[Entries taken from a collection]

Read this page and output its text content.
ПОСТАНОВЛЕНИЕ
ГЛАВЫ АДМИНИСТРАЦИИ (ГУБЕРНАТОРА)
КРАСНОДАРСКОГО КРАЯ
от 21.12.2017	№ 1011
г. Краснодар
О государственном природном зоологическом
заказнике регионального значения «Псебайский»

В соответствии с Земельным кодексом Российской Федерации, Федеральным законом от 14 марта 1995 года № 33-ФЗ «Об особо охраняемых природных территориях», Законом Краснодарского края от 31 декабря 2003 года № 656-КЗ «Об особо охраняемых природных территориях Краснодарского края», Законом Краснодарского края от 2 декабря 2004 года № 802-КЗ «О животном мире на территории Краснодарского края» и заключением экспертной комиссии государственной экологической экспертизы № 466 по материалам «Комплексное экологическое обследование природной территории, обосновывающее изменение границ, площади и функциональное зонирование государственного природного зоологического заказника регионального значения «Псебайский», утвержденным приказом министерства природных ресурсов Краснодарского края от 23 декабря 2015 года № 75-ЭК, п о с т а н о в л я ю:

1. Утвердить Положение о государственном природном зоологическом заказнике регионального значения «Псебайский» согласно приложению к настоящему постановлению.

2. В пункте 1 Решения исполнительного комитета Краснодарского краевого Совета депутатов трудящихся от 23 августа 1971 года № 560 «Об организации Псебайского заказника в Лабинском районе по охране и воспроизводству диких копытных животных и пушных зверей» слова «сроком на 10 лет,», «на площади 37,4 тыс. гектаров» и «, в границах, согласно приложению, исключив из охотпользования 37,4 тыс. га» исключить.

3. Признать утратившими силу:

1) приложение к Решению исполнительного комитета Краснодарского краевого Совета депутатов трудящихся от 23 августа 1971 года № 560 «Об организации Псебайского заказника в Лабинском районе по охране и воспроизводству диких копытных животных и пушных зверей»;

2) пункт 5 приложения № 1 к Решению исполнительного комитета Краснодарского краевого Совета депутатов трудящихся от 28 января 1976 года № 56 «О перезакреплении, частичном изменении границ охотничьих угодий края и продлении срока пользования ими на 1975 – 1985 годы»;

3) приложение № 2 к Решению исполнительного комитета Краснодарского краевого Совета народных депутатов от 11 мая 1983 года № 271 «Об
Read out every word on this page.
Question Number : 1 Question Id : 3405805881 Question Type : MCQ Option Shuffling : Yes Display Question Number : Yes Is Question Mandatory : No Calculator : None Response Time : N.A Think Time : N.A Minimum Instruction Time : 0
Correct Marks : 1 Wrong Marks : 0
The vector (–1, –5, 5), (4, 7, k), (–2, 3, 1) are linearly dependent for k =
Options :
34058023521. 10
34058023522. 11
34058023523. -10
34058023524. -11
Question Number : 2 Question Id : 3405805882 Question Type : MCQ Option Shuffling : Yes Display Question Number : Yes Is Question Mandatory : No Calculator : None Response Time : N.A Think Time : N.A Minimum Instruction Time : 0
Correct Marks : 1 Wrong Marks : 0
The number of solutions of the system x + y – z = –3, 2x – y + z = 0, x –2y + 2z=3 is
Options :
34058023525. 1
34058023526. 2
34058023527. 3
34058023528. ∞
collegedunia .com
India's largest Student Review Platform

### Required work
Where a line above includes "None", copy that line.

### Solution
Question Number : 1 Question Id : 3405805881 Question Type : MCQ Option Shuffling : Yes Display Question Number : Yes Is Question Mandatory : No Calculator : None Response Time : N.A Think Time : N.A Minimum Instruction Time : 0
Question Number : 2 Question Id : 3405805882 Question Type : MCQ Option Shuffling : Yes Display Question Number : Yes Is Question Mandatory : No Calculator : None Response Time : N.A Think Time : N.A Minimum Instruction Time : 0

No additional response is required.